*** PASSAGE SHOWN Section Begins ***

[extropy-chat] Failure of low-fat diet
Hal Finney
hal at finney.org
Tue Feb 21 07:38:33 UTC 2006
We probably all saw the study that came out a couple of weeks ago
from the Woman's Health Initiative, which showed that a low-fat diet
failed to offer protection from cancer or heart disease. This was
a major blow to the conventional wisdom on this issue and there have
been a number of excuses and explanations offered to try to explain the
results. (At about the same time, a different study found that calcium
supplementation failed to prevent osteoporosis, further contradicting
what public health officials have been saying for years.)
Max More posted a couple of days ago about a business initiative
for "evidence-based" decision-making, attempts to actually measure
decision-making methodologies and see which ones work and which fail.
The article drew an analogy to the new trend in evidence-based medicine.
Unfortunately, as the response to the low-fat result has shown,
evidence-based medicine is still preached more than practiced. A good
analysis of the situation was in the NY Times yesterday, also available
for non-subscibers at this location:
http://detnews.com/apps/pbcs.dll/article?AID=/20060219/LIFESTYLE03/602190328/1040/LIFESTYLE
The article discusses the long-standing belief in the West that "you
are what you eat" - that it should be possible to become healthy if we
could just find the right diet. It goes over some of the failed dietary
recommendations of the past, and it talks about the recent fat study.
It's the first article I've seen that lets the people behind the study
respond to their critics. Other reporting on the issue has been careful
to let the authorities have their say, to make sure that we heard
from defenders of the conventional wisdom eager to deny the evidence.
The women didn't reduce their fat enough, or they reduced the wrong kind
of fat.
According to this Times article, there were good reasons why the study
was set up as it was. The fat reductions were substantial, and the
prior evidence for a cancer-fat link was total fats, not animal fats.
Researchers point out that if they had just reduced saturated fat and
not found improved health, they would have been lambasted for failing
to reduce total fat intake.

*** PASSAGE SHOWN Section Ends ***
*** SOURCE MATERIAL Section Begins ***

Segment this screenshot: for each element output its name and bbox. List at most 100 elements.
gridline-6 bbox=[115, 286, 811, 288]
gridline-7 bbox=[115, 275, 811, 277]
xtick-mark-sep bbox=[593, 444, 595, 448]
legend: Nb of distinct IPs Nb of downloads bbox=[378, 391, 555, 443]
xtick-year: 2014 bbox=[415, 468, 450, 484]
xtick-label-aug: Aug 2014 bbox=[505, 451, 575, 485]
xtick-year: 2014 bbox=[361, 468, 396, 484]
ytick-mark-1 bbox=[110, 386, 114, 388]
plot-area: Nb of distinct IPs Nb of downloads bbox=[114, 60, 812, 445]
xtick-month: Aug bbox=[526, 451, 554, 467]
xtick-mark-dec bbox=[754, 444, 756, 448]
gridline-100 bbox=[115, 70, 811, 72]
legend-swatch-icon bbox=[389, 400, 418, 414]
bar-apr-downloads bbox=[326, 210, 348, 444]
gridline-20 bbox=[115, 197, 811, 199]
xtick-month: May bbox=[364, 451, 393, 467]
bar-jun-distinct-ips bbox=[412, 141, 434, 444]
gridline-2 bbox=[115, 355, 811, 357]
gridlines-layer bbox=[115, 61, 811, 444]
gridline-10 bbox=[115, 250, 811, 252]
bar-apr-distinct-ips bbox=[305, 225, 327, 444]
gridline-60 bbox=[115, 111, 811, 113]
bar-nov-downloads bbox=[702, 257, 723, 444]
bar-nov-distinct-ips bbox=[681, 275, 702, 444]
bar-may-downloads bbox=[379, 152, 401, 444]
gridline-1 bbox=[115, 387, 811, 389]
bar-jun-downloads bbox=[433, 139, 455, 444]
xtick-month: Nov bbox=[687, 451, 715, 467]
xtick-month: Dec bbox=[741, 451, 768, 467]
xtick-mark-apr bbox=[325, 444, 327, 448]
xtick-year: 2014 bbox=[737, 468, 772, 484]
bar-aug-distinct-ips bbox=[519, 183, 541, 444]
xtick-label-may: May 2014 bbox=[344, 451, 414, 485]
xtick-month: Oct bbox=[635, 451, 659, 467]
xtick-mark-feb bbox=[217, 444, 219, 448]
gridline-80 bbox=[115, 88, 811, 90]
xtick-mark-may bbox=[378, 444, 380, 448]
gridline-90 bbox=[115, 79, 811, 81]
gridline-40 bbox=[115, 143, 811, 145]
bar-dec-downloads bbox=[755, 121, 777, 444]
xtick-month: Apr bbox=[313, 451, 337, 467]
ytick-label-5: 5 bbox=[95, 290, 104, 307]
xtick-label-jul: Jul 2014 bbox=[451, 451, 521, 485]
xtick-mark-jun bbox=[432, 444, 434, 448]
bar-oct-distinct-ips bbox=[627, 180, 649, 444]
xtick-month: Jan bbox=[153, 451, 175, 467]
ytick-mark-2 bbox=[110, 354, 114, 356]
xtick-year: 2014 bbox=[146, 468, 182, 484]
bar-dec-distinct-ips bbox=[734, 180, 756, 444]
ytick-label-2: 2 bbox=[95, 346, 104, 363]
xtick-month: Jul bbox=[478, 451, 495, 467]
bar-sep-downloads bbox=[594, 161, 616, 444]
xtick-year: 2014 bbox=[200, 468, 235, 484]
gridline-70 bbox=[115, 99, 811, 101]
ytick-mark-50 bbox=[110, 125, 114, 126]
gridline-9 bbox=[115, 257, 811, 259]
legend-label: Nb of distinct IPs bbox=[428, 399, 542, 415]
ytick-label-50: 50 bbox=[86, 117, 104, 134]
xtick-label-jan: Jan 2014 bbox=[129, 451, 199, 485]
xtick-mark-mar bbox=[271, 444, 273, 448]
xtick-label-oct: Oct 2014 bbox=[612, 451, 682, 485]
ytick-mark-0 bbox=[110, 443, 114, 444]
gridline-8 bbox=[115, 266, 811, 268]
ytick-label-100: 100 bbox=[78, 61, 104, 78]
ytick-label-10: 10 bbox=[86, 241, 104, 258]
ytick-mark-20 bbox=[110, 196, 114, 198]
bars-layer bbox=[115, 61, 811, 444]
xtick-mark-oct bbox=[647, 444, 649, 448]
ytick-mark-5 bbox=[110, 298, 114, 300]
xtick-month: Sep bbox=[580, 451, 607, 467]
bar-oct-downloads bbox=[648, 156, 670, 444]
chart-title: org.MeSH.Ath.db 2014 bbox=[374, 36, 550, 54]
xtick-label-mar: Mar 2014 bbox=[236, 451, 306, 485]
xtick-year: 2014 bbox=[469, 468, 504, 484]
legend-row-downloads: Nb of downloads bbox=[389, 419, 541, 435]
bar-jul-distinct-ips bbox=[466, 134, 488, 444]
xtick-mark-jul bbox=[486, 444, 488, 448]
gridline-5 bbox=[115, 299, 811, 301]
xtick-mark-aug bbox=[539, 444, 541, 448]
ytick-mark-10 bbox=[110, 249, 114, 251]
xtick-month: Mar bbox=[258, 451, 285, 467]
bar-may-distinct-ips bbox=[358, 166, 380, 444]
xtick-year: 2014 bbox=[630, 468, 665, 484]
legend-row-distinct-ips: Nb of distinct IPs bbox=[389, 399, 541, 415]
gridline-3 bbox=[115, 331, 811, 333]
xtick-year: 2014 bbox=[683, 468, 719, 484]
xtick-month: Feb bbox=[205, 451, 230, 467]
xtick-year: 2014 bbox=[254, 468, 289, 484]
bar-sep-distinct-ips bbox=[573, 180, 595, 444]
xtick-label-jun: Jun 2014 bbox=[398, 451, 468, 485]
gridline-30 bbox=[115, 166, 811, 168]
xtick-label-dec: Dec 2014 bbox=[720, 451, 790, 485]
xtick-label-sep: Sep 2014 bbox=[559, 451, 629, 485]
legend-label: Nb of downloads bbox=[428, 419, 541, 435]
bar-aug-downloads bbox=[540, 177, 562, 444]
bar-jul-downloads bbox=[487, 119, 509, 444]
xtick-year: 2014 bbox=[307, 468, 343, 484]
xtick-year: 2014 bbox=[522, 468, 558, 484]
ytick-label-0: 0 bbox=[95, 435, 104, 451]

*** SOURCE MATERIAL Section Ends ***

● **WHAT IS REQUIRED**:
Answer each question from the low-fat diet post above.
(a) What did the separate study find about calcium supplementation?
(b) Which newspaper ran the analysis the writer recommends?
(c) According to that newspaper's article, what did the prior evidence link to cancer: total fats or animal fats?

● **ANSWER TO THIS TASK**:
(a) It failed to prevent osteoporosis.
(b) The NY Times.
(c) Total fats, not animal fats.